**What the exercise asks**.
Transcribe the listing in full, excluding any pictures.

**Entries supplied**.
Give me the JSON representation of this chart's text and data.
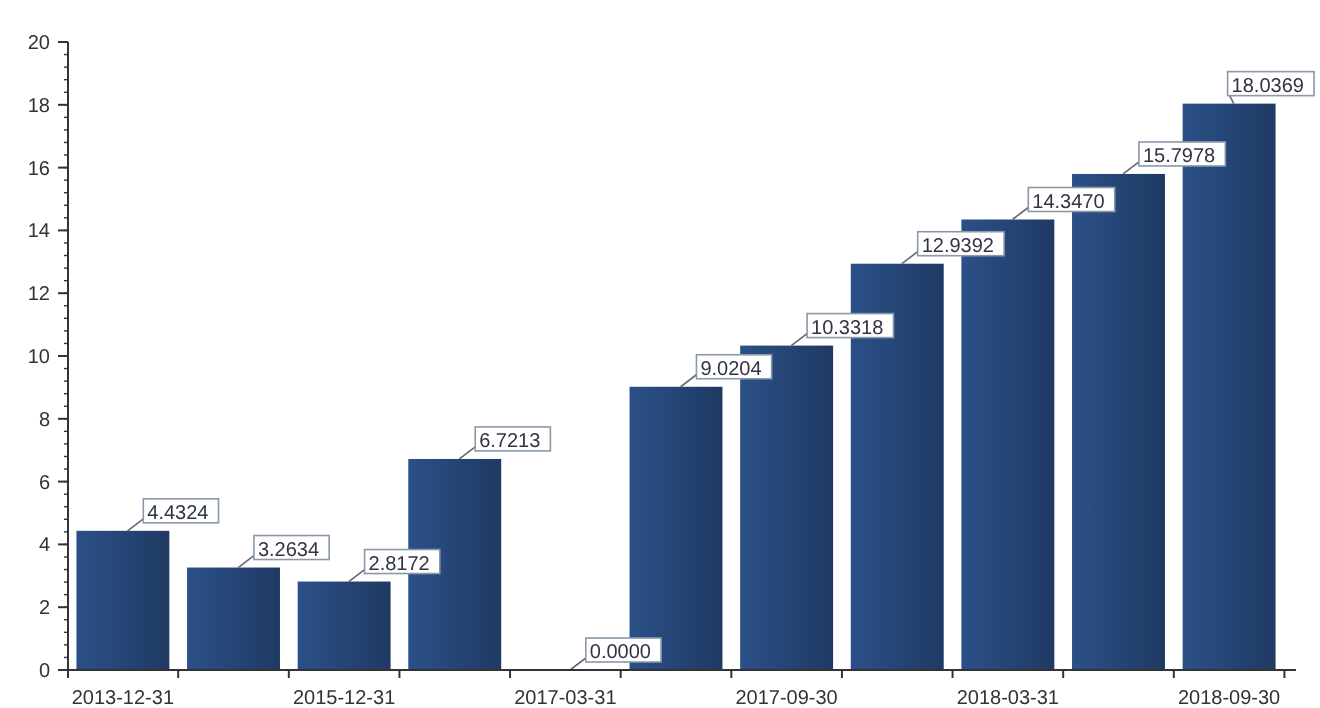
{
  "chart_data": {
    "type": "bar",
    "categories": [
      "2013-12-31",
      null,
      "2015-12-31",
      null,
      "2017-03-31",
      null,
      "2017-09-30",
      null,
      "2018-03-31",
      null,
      "2018-09-30"
    ],
    "values": [
      4.4324,
      3.2634,
      2.8172,
      6.7213,
      0.0,
      9.0204,
      10.3318,
      12.9392,
      14.347,
      15.7978,
      18.0369
    ],
    "value_labels": [
      "4.4324",
      "3.2634",
      "2.8172",
      "6.7213",
      "0.0000",
      "9.0204",
      "10.3318",
      "12.9392",
      "14.3470",
      "15.7978",
      "18.0369"
    ],
    "color": "#1f3a63",
    "ylim": [
      0,
      20
    ],
    "yticks": [
      0,
      2,
      4,
      6,
      8,
      10,
      12,
      14,
      16,
      18,
      20
    ],
    "grid": false
  }
}
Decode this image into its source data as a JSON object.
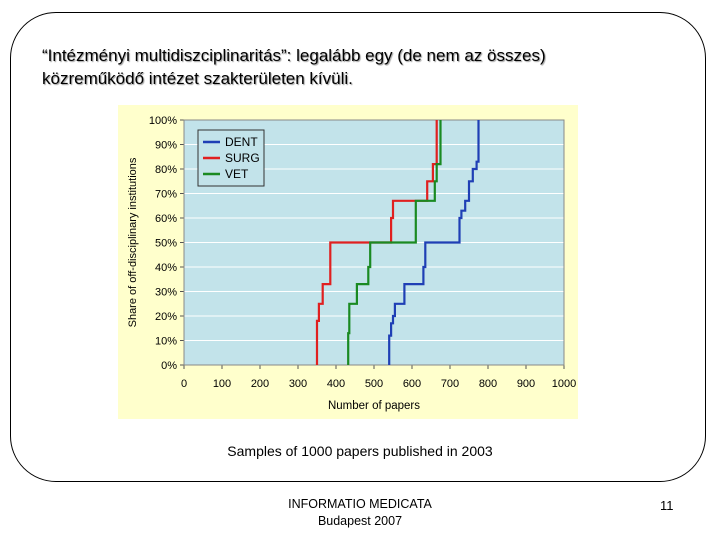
{
  "slide": {
    "title_line1": "“Intézményi multidiszciplinaritás”: legalább egy (de nem az összes)",
    "title_line2": "közreműködő intézet szakterületen kívüli.",
    "caption": "Samples of 1000 papers published in 2003",
    "footer_line1": "INFORMATIO MEDICATA",
    "footer_line2": "Budapest 2007",
    "page_number": "11"
  },
  "colors": {
    "plot_background": "#c2e3ea",
    "panel_background": "#ffffcc",
    "gridline": "#ffffff",
    "DENT": "#1f3fb5",
    "SURG": "#e02020",
    "VET": "#1a8a22"
  },
  "chart_data": {
    "type": "line",
    "step": true,
    "title": "",
    "xlabel": "Number of papers",
    "ylabel": "Share of off-disciplinary institutions",
    "xlim": [
      0,
      1000
    ],
    "ylim": [
      0,
      100
    ],
    "x_ticks": [
      "0",
      "100",
      "200",
      "300",
      "400",
      "500",
      "600",
      "700",
      "800",
      "900",
      "1000"
    ],
    "y_ticks": [
      "0%",
      "10%",
      "20%",
      "30%",
      "40%",
      "50%",
      "60%",
      "70%",
      "80%",
      "90%",
      "100%"
    ],
    "grid": "horizontal",
    "legend_position": "top-left",
    "series": [
      {
        "name": "DENT",
        "color": "#1f3fb5",
        "points": [
          [
            540,
            0
          ],
          [
            540,
            12
          ],
          [
            545,
            12
          ],
          [
            545,
            17
          ],
          [
            550,
            17
          ],
          [
            550,
            20
          ],
          [
            555,
            20
          ],
          [
            555,
            25
          ],
          [
            580,
            25
          ],
          [
            580,
            33
          ],
          [
            630,
            33
          ],
          [
            630,
            40
          ],
          [
            635,
            40
          ],
          [
            635,
            50
          ],
          [
            725,
            50
          ],
          [
            725,
            60
          ],
          [
            730,
            60
          ],
          [
            730,
            63
          ],
          [
            740,
            63
          ],
          [
            740,
            67
          ],
          [
            750,
            67
          ],
          [
            750,
            75
          ],
          [
            760,
            75
          ],
          [
            760,
            80
          ],
          [
            770,
            80
          ],
          [
            770,
            83
          ],
          [
            775,
            83
          ],
          [
            775,
            100
          ]
        ]
      },
      {
        "name": "SURG",
        "color": "#e02020",
        "points": [
          [
            350,
            0
          ],
          [
            350,
            18
          ],
          [
            355,
            18
          ],
          [
            355,
            25
          ],
          [
            365,
            25
          ],
          [
            365,
            33
          ],
          [
            385,
            33
          ],
          [
            385,
            50
          ],
          [
            545,
            50
          ],
          [
            545,
            60
          ],
          [
            550,
            60
          ],
          [
            550,
            67
          ],
          [
            640,
            67
          ],
          [
            640,
            75
          ],
          [
            655,
            75
          ],
          [
            655,
            82
          ],
          [
            665,
            82
          ],
          [
            665,
            100
          ]
        ]
      },
      {
        "name": "VET",
        "color": "#1a8a22",
        "points": [
          [
            432,
            0
          ],
          [
            432,
            13
          ],
          [
            435,
            13
          ],
          [
            435,
            25
          ],
          [
            455,
            25
          ],
          [
            455,
            33
          ],
          [
            485,
            33
          ],
          [
            485,
            40
          ],
          [
            490,
            40
          ],
          [
            490,
            50
          ],
          [
            610,
            50
          ],
          [
            610,
            67
          ],
          [
            660,
            67
          ],
          [
            660,
            75
          ],
          [
            665,
            75
          ],
          [
            665,
            82
          ],
          [
            675,
            82
          ],
          [
            675,
            100
          ]
        ]
      }
    ]
  }
}
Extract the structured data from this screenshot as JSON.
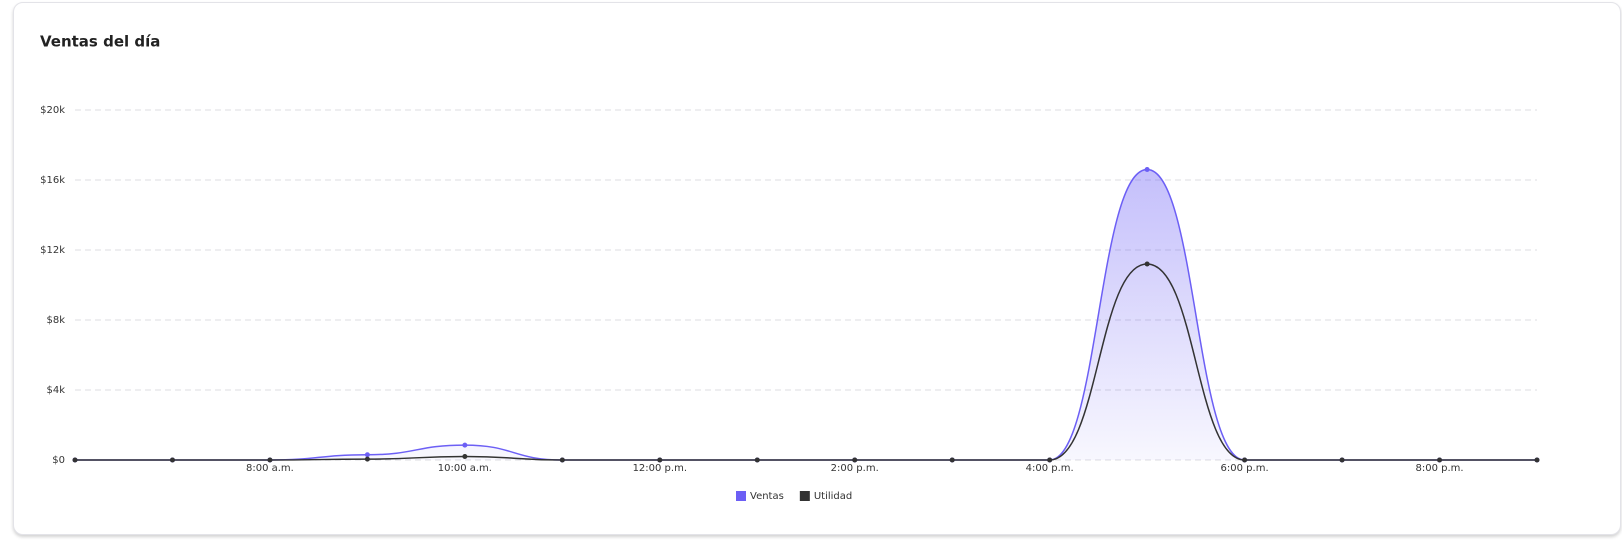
{
  "chart_data": {
    "type": "line",
    "title": "Ventas del día",
    "categories": [
      null,
      null,
      "8:00 a.m.",
      null,
      "10:00 a.m.",
      null,
      "12:00 p.m.",
      null,
      "2:00 p.m.",
      null,
      "4:00 p.m.",
      null,
      "6:00 p.m.",
      null,
      "8:00 p.m.",
      null
    ],
    "series": [
      {
        "name": "Ventas",
        "color": "#6c5ff5",
        "area": true,
        "values": [
          0,
          0,
          0,
          300,
          850,
          0,
          0,
          0,
          0,
          0,
          0,
          16600,
          0,
          0,
          0,
          0
        ]
      },
      {
        "name": "Utilidad",
        "color": "#333333",
        "area": false,
        "values": [
          0,
          0,
          0,
          50,
          200,
          0,
          0,
          0,
          0,
          0,
          0,
          11200,
          0,
          0,
          0,
          0
        ]
      }
    ],
    "ylim": [
      0,
      20000
    ],
    "yticks": [
      {
        "value": 0,
        "label": "$0"
      },
      {
        "value": 4000,
        "label": "$4k"
      },
      {
        "value": 8000,
        "label": "$8k"
      },
      {
        "value": 12000,
        "label": "$12k"
      },
      {
        "value": 16000,
        "label": "$16k"
      },
      {
        "value": 20000,
        "label": "$20k"
      }
    ],
    "grid": true,
    "legend": "bottom"
  }
}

**Written response**.
Give me the JSON representation of this chart's text and data.
{
  "chart_data": {
    "type": "bar",
    "categories": [
      "2013-12-31",
      null,
      "2015-12-31",
      null,
      "2017-03-31",
      null,
      "2017-09-30",
      null,
      "2018-03-31",
      null,
      "2018-09-30"
    ],
    "values": [
      4.4324,
      3.2634,
      2.8172,
      6.7213,
      0.0,
      9.0204,
      10.3318,
      12.9392,
      14.347,
      15.7978,
      18.0369
    ],
    "value_labels": [
      "4.4324",
      "3.2634",
      "2.8172",
      "6.7213",
      "0.0000",
      "9.0204",
      "10.3318",
      "12.9392",
      "14.3470",
      "15.7978",
      "18.0369"
    ],
    "color": "#1f3a63",
    "ylim": [
      0,
      20
    ],
    "yticks": [
      0,
      2,
      4,
      6,
      8,
      10,
      12,
      14,
      16,
      18,
      20
    ],
    "grid": false
  }
}
Decode this image into its source data as a JSON object.
{
  "slide": {
    "title_line1": "“Intézményi multidiszciplinaritás”: legalább egy (de nem az összes)",
    "title_line2": "közreműködő intézet szakterületen kívüli.",
    "caption": "Samples of 1000 papers published in 2003",
    "footer_line1": "INFORMATIO MEDICATA",
    "footer_line2": "Budapest 2007",
    "page_number": "11"
  },
  "colors": {
    "plot_background": "#c2e3ea",
    "panel_background": "#ffffcc",
    "gridline": "#ffffff",
    "DENT": "#1f3fb5",
    "SURG": "#e02020",
    "VET": "#1a8a22"
  },
  "chart_data": {
    "type": "line",
    "step": true,
    "title": "",
    "xlabel": "Number of papers",
    "ylabel": "Share of off-disciplinary institutions",
    "xlim": [
      0,
      1000
    ],
    "ylim": [
      0,
      100
    ],
    "x_ticks": [
      "0",
      "100",
      "200",
      "300",
      "400",
      "500",
      "600",
      "700",
      "800",
      "900",
      "1000"
    ],
    "y_ticks": [
      "0%",
      "10%",
      "20%",
      "30%",
      "40%",
      "50%",
      "60%",
      "70%",
      "80%",
      "90%",
      "100%"
    ],
    "grid": "horizontal",
    "legend_position": "top-left",
    "series": [
      {
        "name": "DENT",
        "color": "#1f3fb5",
        "points": [
          [
            540,
            0
          ],
          [
            540,
            12
          ],
          [
            545,
            12
          ],
          [
            545,
            17
          ],
          [
            550,
            17
          ],
          [
            550,
            20
          ],
          [
            555,
            20
          ],
          [
            555,
            25
          ],
          [
            580,
            25
          ],
          [
            580,
            33
          ],
          [
            630,
            33
          ],
          [
            630,
            40
          ],
          [
            635,
            40
          ],
          [
            635,
            50
          ],
          [
            725,
            50
          ],
          [
            725,
            60
          ],
          [
            730,
            60
          ],
          [
            730,
            63
          ],
          [
            740,
            63
          ],
          [
            740,
            67
          ],
          [
            750,
            67
          ],
          [
            750,
            75
          ],
          [
            760,
            75
          ],
          [
            760,
            80
          ],
          [
            770,
            80
          ],
          [
            770,
            83
          ],
          [
            775,
            83
          ],
          [
            775,
            100
          ]
        ]
      },
      {
        "name": "SURG",
        "color": "#e02020",
        "points": [
          [
            350,
            0
          ],
          [
            350,
            18
          ],
          [
            355,
            18
          ],
          [
            355,
            25
          ],
          [
            365,
            25
          ],
          [
            365,
            33
          ],
          [
            385,
            33
          ],
          [
            385,
            50
          ],
          [
            545,
            50
          ],
          [
            545,
            60
          ],
          [
            550,
            60
          ],
          [
            550,
            67
          ],
          [
            640,
            67
          ],
          [
            640,
            75
          ],
          [
            655,
            75
          ],
          [
            655,
            82
          ],
          [
            665,
            82
          ],
          [
            665,
            100
          ]
        ]
      },
      {
        "name": "VET",
        "color": "#1a8a22",
        "points": [
          [
            432,
            0
          ],
          [
            432,
            13
          ],
          [
            435,
            13
          ],
          [
            435,
            25
          ],
          [
            455,
            25
          ],
          [
            455,
            33
          ],
          [
            485,
            33
          ],
          [
            485,
            40
          ],
          [
            490,
            40
          ],
          [
            490,
            50
          ],
          [
            610,
            50
          ],
          [
            610,
            67
          ],
          [
            660,
            67
          ],
          [
            660,
            75
          ],
          [
            665,
            75
          ],
          [
            665,
            82
          ],
          [
            675,
            82
          ],
          [
            675,
            100
          ]
        ]
      }
    ]
  }
}
Extract the structured data from this screenshot as JSON.
{
  "chart_data": {
    "type": "line",
    "title": "Ventas del día",
    "categories": [
      null,
      null,
      "8:00 a.m.",
      null,
      "10:00 a.m.",
      null,
      "12:00 p.m.",
      null,
      "2:00 p.m.",
      null,
      "4:00 p.m.",
      null,
      "6:00 p.m.",
      null,
      "8:00 p.m.",
      null
    ],
    "series": [
      {
        "name": "Ventas",
        "color": "#6c5ff5",
        "area": true,
        "values": [
          0,
          0,
          0,
          300,
          850,
          0,
          0,
          0,
          0,
          0,
          0,
          16600,
          0,
          0,
          0,
          0
        ]
      },
      {
        "name": "Utilidad",
        "color": "#333333",
        "area": false,
        "values": [
          0,
          0,
          0,
          50,
          200,
          0,
          0,
          0,
          0,
          0,
          0,
          11200,
          0,
          0,
          0,
          0
        ]
      }
    ],
    "ylim": [
      0,
      20000
    ],
    "yticks": [
      {
        "value": 0,
        "label": "$0"
      },
      {
        "value": 4000,
        "label": "$4k"
      },
      {
        "value": 8000,
        "label": "$8k"
      },
      {
        "value": 12000,
        "label": "$12k"
      },
      {
        "value": 16000,
        "label": "$16k"
      },
      {
        "value": 20000,
        "label": "$20k"
      }
    ],
    "grid": true,
    "legend": "bottom"
  }
}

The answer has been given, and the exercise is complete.